PROBLEM DESCRIPTION:
Tell how many lines contain the word "Transform". Reply with the number only.
------------------------------------------------------------------------
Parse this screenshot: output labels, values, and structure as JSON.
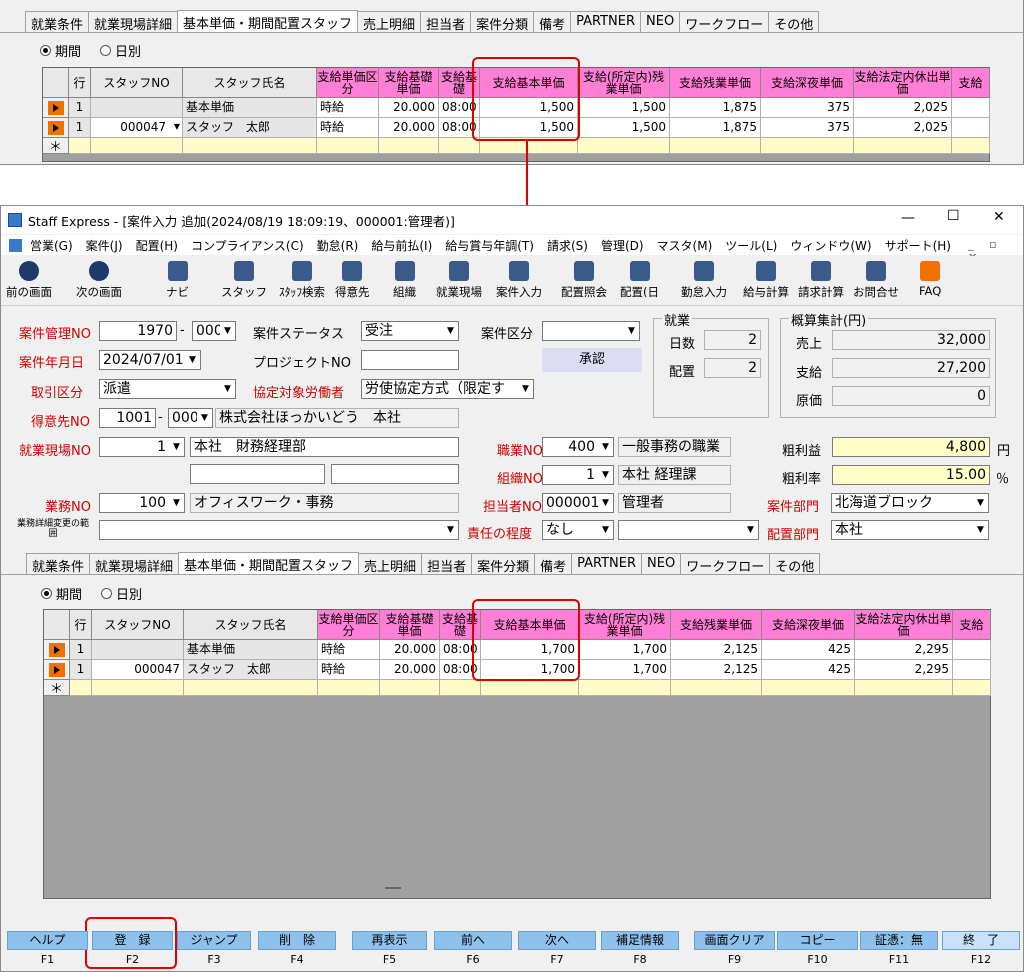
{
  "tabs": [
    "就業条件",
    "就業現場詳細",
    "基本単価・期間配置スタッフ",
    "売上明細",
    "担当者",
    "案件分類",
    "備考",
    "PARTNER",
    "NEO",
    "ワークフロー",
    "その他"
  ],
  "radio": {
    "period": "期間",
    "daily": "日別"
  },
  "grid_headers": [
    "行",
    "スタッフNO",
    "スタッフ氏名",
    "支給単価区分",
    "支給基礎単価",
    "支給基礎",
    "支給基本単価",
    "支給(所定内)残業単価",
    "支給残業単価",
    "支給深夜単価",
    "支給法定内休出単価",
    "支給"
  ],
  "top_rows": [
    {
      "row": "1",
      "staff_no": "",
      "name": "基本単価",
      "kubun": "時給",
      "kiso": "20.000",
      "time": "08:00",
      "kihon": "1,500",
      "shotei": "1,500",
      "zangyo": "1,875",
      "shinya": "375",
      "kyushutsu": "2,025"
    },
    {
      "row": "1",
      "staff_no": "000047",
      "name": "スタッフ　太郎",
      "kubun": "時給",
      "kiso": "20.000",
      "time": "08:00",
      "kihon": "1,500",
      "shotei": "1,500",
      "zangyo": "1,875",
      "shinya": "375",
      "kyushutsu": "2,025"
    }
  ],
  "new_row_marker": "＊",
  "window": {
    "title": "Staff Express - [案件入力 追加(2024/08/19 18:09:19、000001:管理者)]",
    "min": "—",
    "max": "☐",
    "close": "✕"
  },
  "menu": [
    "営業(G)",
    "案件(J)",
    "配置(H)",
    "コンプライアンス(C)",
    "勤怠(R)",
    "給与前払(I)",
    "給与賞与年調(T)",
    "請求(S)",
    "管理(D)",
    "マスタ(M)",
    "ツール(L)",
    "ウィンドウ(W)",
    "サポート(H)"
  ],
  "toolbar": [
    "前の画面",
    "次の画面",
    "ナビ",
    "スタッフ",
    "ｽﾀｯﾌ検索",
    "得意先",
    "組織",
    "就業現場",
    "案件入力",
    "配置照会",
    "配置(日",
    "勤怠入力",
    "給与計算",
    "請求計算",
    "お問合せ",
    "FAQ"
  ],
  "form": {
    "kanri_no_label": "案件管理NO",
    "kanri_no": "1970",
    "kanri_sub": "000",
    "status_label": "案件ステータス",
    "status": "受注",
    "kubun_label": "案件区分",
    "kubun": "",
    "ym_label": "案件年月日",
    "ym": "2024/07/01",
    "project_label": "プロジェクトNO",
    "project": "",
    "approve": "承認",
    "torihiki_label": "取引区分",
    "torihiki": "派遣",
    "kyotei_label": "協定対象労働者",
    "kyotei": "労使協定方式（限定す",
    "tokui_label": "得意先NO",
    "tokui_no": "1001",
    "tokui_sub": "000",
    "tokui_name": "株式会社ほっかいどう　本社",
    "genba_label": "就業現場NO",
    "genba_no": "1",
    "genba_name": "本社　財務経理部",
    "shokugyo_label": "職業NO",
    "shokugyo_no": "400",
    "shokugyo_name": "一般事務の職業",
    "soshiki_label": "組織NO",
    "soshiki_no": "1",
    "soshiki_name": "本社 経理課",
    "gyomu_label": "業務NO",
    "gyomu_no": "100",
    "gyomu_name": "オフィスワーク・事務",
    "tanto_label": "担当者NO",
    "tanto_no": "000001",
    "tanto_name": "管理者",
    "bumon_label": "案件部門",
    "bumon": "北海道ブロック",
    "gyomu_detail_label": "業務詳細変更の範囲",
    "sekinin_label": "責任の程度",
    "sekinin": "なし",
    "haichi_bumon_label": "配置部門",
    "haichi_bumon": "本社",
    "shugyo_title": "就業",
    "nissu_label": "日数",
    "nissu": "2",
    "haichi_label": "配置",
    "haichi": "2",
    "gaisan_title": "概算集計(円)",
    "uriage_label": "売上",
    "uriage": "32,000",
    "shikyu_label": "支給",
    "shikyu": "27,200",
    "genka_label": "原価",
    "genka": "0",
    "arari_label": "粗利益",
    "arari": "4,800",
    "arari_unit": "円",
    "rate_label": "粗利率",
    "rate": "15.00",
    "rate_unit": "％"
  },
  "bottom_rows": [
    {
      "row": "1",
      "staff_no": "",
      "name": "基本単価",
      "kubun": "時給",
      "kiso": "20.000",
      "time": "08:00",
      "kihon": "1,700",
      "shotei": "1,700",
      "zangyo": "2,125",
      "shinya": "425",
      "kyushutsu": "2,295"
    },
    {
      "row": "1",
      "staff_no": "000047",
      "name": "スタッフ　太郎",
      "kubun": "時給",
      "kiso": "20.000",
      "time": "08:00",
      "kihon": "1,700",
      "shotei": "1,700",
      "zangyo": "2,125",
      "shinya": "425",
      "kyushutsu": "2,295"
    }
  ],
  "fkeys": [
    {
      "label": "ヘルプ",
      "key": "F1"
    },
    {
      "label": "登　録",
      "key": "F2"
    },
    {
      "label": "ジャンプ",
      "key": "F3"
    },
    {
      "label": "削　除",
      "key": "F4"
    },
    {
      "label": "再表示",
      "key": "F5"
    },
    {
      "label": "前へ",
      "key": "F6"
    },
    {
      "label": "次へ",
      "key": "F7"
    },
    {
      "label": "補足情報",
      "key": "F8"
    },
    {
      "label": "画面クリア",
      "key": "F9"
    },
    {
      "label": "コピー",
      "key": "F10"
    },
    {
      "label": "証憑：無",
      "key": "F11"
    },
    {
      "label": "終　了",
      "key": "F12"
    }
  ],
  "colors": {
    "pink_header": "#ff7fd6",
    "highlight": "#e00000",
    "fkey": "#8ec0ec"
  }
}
------------------------------------------------------------------------
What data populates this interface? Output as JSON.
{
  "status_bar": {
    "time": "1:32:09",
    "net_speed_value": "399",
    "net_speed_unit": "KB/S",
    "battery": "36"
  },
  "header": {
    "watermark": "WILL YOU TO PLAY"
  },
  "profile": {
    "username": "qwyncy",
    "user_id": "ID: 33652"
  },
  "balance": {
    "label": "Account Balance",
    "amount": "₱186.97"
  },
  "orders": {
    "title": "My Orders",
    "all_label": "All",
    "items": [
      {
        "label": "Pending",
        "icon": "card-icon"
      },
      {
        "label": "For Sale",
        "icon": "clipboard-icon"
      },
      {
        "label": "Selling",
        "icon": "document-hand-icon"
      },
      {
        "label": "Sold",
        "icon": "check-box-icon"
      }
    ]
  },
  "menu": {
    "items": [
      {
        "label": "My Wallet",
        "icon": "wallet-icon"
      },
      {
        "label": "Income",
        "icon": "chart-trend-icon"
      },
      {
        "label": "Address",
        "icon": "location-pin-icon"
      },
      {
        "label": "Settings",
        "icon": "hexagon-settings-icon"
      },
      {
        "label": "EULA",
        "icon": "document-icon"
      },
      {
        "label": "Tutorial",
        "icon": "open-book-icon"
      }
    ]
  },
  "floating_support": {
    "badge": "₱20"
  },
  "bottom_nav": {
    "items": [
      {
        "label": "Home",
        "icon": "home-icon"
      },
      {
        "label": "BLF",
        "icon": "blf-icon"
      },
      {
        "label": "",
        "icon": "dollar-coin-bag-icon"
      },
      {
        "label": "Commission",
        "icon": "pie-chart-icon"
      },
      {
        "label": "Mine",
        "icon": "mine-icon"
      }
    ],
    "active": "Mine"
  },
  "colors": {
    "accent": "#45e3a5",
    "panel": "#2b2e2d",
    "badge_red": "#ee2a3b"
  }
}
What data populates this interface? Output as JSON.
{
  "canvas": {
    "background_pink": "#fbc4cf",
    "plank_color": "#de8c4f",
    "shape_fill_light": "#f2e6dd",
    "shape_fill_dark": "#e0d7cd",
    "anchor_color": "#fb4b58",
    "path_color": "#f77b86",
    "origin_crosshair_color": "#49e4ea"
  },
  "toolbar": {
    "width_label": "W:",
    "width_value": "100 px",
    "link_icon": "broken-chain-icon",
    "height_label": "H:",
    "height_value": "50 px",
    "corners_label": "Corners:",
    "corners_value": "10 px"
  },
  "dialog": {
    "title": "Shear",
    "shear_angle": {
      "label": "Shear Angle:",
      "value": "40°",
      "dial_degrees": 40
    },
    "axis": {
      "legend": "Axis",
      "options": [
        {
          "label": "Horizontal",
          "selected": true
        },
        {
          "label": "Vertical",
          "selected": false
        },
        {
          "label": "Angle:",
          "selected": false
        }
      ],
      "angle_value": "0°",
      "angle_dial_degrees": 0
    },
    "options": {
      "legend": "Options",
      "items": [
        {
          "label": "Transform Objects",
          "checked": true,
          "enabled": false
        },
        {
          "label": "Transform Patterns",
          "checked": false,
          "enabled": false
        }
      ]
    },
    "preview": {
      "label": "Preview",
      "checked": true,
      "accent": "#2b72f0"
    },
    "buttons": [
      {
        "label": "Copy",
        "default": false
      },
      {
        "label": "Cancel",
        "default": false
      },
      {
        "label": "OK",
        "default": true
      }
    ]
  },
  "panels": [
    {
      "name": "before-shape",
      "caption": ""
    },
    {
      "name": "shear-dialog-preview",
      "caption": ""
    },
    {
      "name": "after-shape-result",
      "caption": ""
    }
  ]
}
------------------------------------------------------------------------
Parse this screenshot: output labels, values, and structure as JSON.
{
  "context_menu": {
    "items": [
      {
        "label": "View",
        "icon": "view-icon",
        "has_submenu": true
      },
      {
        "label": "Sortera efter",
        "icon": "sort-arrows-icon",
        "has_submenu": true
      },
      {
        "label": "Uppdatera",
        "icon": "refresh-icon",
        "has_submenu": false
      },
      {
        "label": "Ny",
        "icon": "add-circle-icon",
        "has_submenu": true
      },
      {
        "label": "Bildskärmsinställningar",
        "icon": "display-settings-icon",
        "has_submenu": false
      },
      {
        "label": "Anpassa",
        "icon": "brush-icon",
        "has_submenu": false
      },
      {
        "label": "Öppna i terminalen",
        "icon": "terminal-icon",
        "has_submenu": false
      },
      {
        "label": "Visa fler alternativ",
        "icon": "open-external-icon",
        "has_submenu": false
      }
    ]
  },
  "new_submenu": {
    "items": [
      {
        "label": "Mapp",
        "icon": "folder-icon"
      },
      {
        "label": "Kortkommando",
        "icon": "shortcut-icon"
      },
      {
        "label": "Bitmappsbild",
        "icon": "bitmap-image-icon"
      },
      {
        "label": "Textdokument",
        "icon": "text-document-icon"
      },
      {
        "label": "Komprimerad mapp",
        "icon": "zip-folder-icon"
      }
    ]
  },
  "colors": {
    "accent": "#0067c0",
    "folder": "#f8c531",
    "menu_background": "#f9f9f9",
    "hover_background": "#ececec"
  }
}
------------------------------------------------------------------------
ANSWER TO THE TASK:
2